■ To-do list
a. Reproduce the torch_xla API reference word for word, starting at "torch_xla.runtime.get_master_ip() → str[source]¶" and ending at "as a string.".
b. Resume the torch_xla API reference right after its final sentence and carry it on.

■ Text passage
Local ordinal is in range [0, local_device_count).

torch_xla.runtime.get_master_ip() → str[source]¶

Retrieve the master worker IP for the runtime. This calls into backend-specific discovery APIs.

Returns: master worker’s IP address as a string.

torch_xla.runtime.use_spmd(auto: Optional[bool] = False)[source]¶

API to enable SPMD mode. This is a recommended way to enable SPMD.

This forces SPMD mode if some tensors are already initialized on non-SPMD devices. This means that those tensors would be replicated across the devices.

Parameters: auto (bool) – Whether to enable the auto-sharding. Read https://github.com/pytorch/xla/blob/master/docs/spmd_advanced.md#auto-sharding for more detail

torch_xla.runtime.is_spmd()[source]¶: Returns if SPMD is set for execution.

torch_xla.runtime.initialize_cache(path: str, readonly: bool = False)[source]¶

Initializes the persistent compilation cache. This API must be called before any computations have been performed.

Parameters

path (str) – The path at which to store the persistent cache.
readonly (bool) – Whether or not this worker should have write access to the cache.

xla_model¶

torch_xla.core.xla_model.xla_device(n: Optional[int] = None, devkind: Optional[str] = None) → device[source]¶

Returns a given instance of an XLA device.

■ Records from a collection
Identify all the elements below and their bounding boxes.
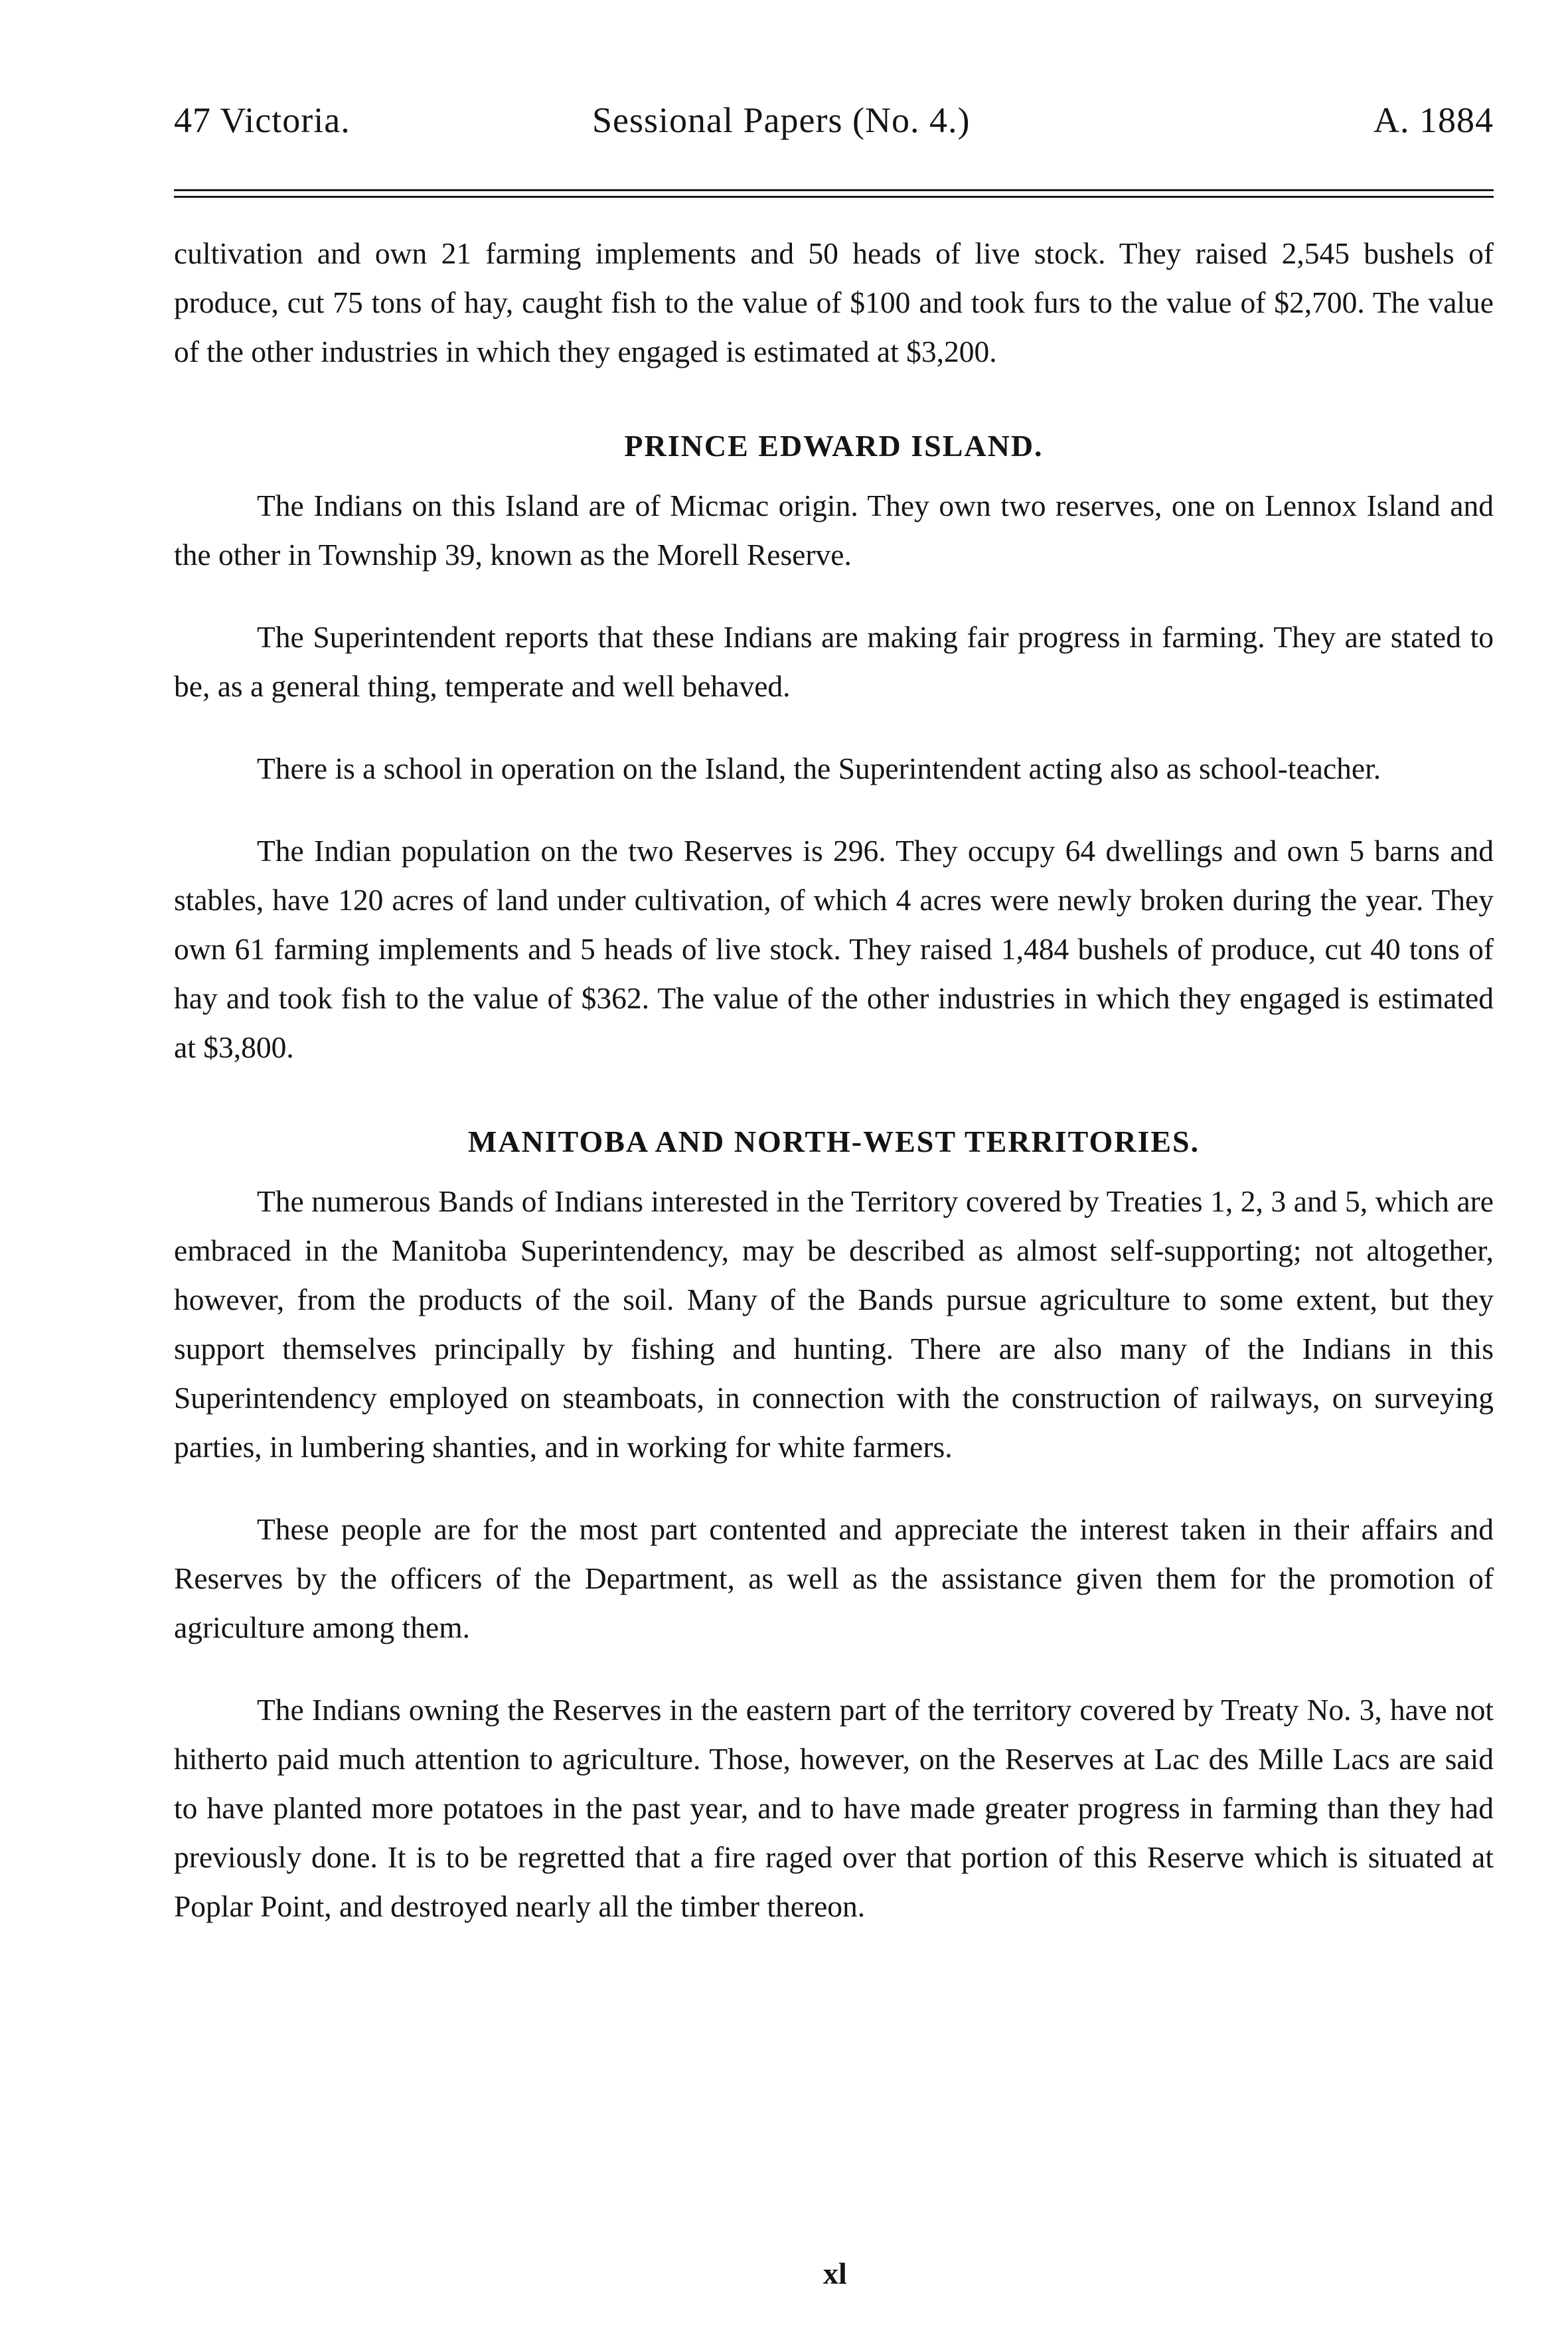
section-heading-prince-edward-island: PRINCE EDWARD ISLAND.: [624, 429, 1044, 463]
page-number: xl: [823, 2256, 847, 2290]
paragraph-superintendent-report: The Superintendent reports that these Indians are making fair progress in farming. They are stated to be, as a general thing, temperate and well behaved.: [174, 620, 1494, 703]
body-text: [174, 229, 1494, 1931]
paragraph-continued: cultivation and own 21 farming implements and 50 heads of live stock. They raised 2,545 bushels of produce, cut 75 tons of hay, caught fish to the value of $100 and took furs to the value of $2,700. The value of the other industries in which they engaged is estimated at $3,200.: [174, 236, 1494, 368]
paragraph-school: There is a school in operation on the Island, the Superintendent acting also as school-teacher.: [257, 751, 1381, 785]
header-title: Sessional Papers (No. 4.): [592, 100, 971, 140]
paragraph-treaty-3: The Indians owning the Reserves in the eastern part of the territory covered by Treaty No. 3, have not hitherto paid much attention to agriculture. Those, however, on the Reserves at Lac des Mille Lacs are said to have planted more potatoes in the past year, and to have made greater progress in farming than they had previously done. It is to be regretted that a fire raged over that portion of this Reserve which is situated at Poplar Point, and destroyed nearly all the timber thereon.: [174, 1693, 1494, 1923]
running-header: [174, 100, 1494, 153]
paragraph-contented: These people are for the most part contented and appreciate the interest taken in their affairs and Reserves by the officers of the Department, as well as the assistance given them for the promotion of agriculture among them.: [174, 1512, 1494, 1644]
paragraph-population: The Indian population on the two Reserves is 296. They occupy 64 dwellings and own 5 barns and stables, have 120 acres of land under cultivation, of which 4 acres were newly broken during the year. They own 61 farming implements and 5 heads of live stock. They raised 1,484 bushels of produce, cut 40 tons of hay and took fish to the value of $362. The value of the other industries in which they engaged is estimated at $3,800.: [174, 834, 1494, 1064]
header-rule-top: [174, 189, 1494, 191]
header-year: A. 1884: [1373, 100, 1494, 140]
paragraph-micmac-origin: The Indians on this Island are of Micmac origin. They own two reserves, one on Lennox Island and the other in Township 39, known as the Morell Reserve.: [174, 489, 1494, 572]
paragraph-bands: The numerous Bands of Indians interested in the Territory covered by Treaties 1, 2, 3 and 5, which are embraced in the Manitoba Superintendency, may be described as almost self-supporting; not altogether, however, from the products of the soil. Many of the Bands pursue agriculture to some extent, but they support themselves principally by fishing and hunting. There are also many of the Indians in this Superintendency employed on steamboats, in connection with the construction of railways, on surveying parties, in lumbering shanties, and in working for white farmers.: [174, 1184, 1494, 1464]
section-heading-manitoba: MANITOBA AND NORTH-WEST TERRITORIES.: [467, 1125, 1200, 1158]
header-volume: 47 Victoria.: [174, 100, 351, 140]
header-rule-bottom: [174, 196, 1494, 198]
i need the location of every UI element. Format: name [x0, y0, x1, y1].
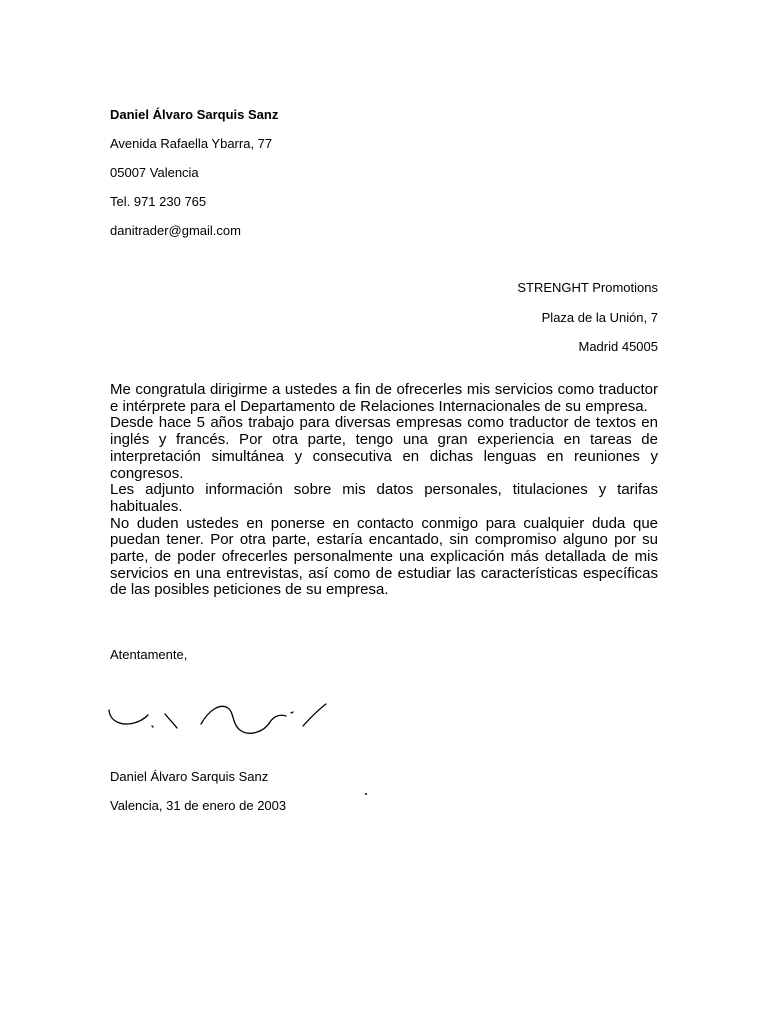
sender-address: Avenida Rafaella Ybarra, 77 [110, 136, 273, 151]
signed-name: Daniel Álvaro Sarquis Sanz [110, 769, 269, 784]
body-paragraph: Les adjunto información sobre mis datos personales, titulaciones y tarifas habituales. [110, 481, 658, 515]
recipient-block [517, 279, 658, 368]
sender-email: danitrader@gmail.com [110, 223, 241, 238]
sender-block [110, 106, 278, 251]
recipient-address: Plaza de la Unión, 7 [541, 309, 658, 325]
sender-phone: Tel. 971 230 765 [110, 194, 207, 209]
body-paragraph: No duden ustedes en ponerse en contacto conmigo para cualquier duda que puedan tener. Por otra parte, estaría encantado, sin compromiso alguno por su parte, de poder ofrecerles personalmente una explicación más detallada de mis servicios en una entrevistas, así como de estudiar las características específicas de las posibles peticiones de su empresa. [110, 514, 658, 599]
body-paragraph: Desde hace 5 años trabajo para diversas empresas como traductor de textos en inglés y francés. Por otra parte, tengo una gran experiencia en tareas de interpretación simultánea y consecutiva en dichas lenguas en reuniones y congresos. [110, 414, 658, 482]
recipient-company: STRENGHT Promotions [517, 280, 658, 295]
place-date: Valencia, 31 de enero de 2003 [110, 798, 287, 813]
closing: Atentamente, [110, 647, 188, 662]
recipient-city: Madrid 45005 [578, 339, 658, 354]
stray-dot [365, 793, 367, 795]
body-paragraph: Me congratula dirigirme a ustedes a fin de ofrecerles mis servicios como traductor e intérprete para el Departamento de Relaciones Internacionales de su empresa. [110, 381, 658, 415]
sender-name: Daniel Álvaro Sarquis Sanz [110, 107, 279, 122]
sender-city: 05007 Valencia [110, 165, 199, 180]
handwritten-signature [104, 696, 334, 746]
letter-body [110, 382, 658, 599]
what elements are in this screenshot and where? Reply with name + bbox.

■ Task results
a.
torch_xla.runtime.get_master_ip() → str[source]¶

Retrieve the master worker IP for the runtime. This calls into backend-specific discovery APIs.

Returns: master worker’s IP address as a string.

b.
Parameters

n (python:int, optional) – The specific instance (ordinal) to be returned. If specified, the specific XLA device instance will be returned. Otherwise the first device of devkind will be returned.
devkind (string..., optional) – If specified, device type such as TPU, CUDA, CPU, or custom PJRT device. Deprecated.

Returns

A torch.device with the requested instance.

torch_xla.core.xla_model.xla_device_hw(device: Union[str, device]) → str[source]¶

Returns the hardware type of the given device.

Parameters: device (string or torch.device) – The xla device that will be mapped to the real device.
Returns: A string representation of the hardware type of the given device.

torch_xla.core.xla_model.is_master_ordinal(local: bool = True) → bool[source]¶

Checks whether the current process is the master ordinal (0).

Parameters: local (bool) – Whether the local or global master ordinal should be checked. In case of multi-host replication, there is only one global master ordinal (host 0, device 0), while there are NUM_HOSTS local master ordinals. Default: True
Returns: A boolean indicating whether the current process is the master ordinal.

torch_xla.core.xla_model.all_reduce(reduce_type: str, inputs: Union[Tensor, List[Tensor]], scale: float = 1.0, groups: Optional[List[List[int]]] = None, pin_layout: bool = True) → Union[Tensor, List[Tensor]][source]¶

Performs an inplace reduce operation on the input tensor(s).

Parameters

reduce_type (string) – One of xm.REDUCE_SUM, xm.REDUCE_MUL, xm.REDUCE_AND, xm.REDUCE_OR, xm.REDUCE_MIN and xm.REDUCE_MAX.
inputs – Either a single torch.Tensor or a list of torch.Tensor to perform the all reduce op to.
scale (python:float) – A default scaling value to be applied after the reduce. Default: 1.0
groups (list, optional) –
A list of list, representing the replica groups for the all_reduce() operation. Example: [[0, 1, 2, 3], [4, 5, 6, 7]]

defines two groups, one with the [0, 1, 2, 3] replicas and one with the [4, 5, 6, 7] replicas. If None there will be only one group with all the replicas in it.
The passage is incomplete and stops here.